[Dataset rows]
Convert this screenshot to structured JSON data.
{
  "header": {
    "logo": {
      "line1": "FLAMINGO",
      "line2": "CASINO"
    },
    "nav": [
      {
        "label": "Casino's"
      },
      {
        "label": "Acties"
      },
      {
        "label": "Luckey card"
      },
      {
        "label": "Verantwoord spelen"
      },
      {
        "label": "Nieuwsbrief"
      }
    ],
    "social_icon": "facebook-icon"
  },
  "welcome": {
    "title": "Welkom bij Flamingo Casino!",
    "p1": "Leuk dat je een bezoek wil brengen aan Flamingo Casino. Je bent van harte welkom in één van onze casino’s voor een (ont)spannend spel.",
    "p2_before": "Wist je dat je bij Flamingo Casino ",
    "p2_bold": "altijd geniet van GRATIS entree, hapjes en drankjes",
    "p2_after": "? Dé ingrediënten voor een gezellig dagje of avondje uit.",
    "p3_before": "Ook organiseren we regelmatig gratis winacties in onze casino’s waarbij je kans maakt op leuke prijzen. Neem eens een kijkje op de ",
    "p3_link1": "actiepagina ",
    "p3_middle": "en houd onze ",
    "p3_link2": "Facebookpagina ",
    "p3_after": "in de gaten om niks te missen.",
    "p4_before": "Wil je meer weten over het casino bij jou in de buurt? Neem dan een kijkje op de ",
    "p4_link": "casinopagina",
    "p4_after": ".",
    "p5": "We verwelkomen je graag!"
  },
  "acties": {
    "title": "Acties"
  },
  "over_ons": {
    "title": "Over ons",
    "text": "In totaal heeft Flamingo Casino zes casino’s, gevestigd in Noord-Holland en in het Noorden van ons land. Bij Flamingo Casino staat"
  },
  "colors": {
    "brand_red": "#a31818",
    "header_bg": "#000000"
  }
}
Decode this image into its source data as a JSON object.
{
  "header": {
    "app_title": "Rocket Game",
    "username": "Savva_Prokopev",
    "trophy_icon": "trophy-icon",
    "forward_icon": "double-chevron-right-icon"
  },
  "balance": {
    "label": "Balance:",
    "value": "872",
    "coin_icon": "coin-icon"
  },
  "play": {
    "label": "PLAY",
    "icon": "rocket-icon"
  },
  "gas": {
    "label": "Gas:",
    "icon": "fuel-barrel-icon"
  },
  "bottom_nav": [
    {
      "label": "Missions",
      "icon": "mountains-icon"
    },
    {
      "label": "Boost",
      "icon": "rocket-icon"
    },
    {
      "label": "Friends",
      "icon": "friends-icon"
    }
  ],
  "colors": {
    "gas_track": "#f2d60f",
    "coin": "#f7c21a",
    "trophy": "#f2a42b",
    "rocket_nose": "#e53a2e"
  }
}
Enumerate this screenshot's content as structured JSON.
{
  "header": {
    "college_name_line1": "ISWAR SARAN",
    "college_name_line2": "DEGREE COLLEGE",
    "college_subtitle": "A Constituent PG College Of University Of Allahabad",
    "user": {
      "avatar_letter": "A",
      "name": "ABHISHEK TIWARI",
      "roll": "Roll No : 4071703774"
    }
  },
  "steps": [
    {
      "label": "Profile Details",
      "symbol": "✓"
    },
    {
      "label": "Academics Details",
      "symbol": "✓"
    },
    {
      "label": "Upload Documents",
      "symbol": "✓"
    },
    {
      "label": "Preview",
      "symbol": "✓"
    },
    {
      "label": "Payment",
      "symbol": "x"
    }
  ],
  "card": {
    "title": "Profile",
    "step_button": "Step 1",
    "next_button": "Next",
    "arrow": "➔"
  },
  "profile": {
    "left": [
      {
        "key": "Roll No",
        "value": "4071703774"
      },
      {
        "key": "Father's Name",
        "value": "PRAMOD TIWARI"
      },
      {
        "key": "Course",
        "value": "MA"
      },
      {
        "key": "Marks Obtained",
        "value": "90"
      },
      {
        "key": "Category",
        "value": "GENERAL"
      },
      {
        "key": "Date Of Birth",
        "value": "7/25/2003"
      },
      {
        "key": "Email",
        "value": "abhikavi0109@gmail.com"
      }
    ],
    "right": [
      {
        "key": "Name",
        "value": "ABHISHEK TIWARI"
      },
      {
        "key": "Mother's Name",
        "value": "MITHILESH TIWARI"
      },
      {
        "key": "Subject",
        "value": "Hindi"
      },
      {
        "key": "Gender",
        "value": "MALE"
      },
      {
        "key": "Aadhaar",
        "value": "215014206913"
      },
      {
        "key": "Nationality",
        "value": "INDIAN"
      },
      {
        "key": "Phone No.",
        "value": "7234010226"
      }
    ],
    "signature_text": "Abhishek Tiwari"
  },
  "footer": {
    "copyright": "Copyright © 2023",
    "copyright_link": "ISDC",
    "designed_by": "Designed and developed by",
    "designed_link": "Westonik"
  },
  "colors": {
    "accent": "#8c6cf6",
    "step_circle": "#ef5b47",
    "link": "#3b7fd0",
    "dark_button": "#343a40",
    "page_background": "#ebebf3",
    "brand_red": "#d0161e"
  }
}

**Aim:**
Give every line of the material that includes the string "Details".

**Solution to this problem:**
      "label": "Profile Details",
      "label": "Academics Details",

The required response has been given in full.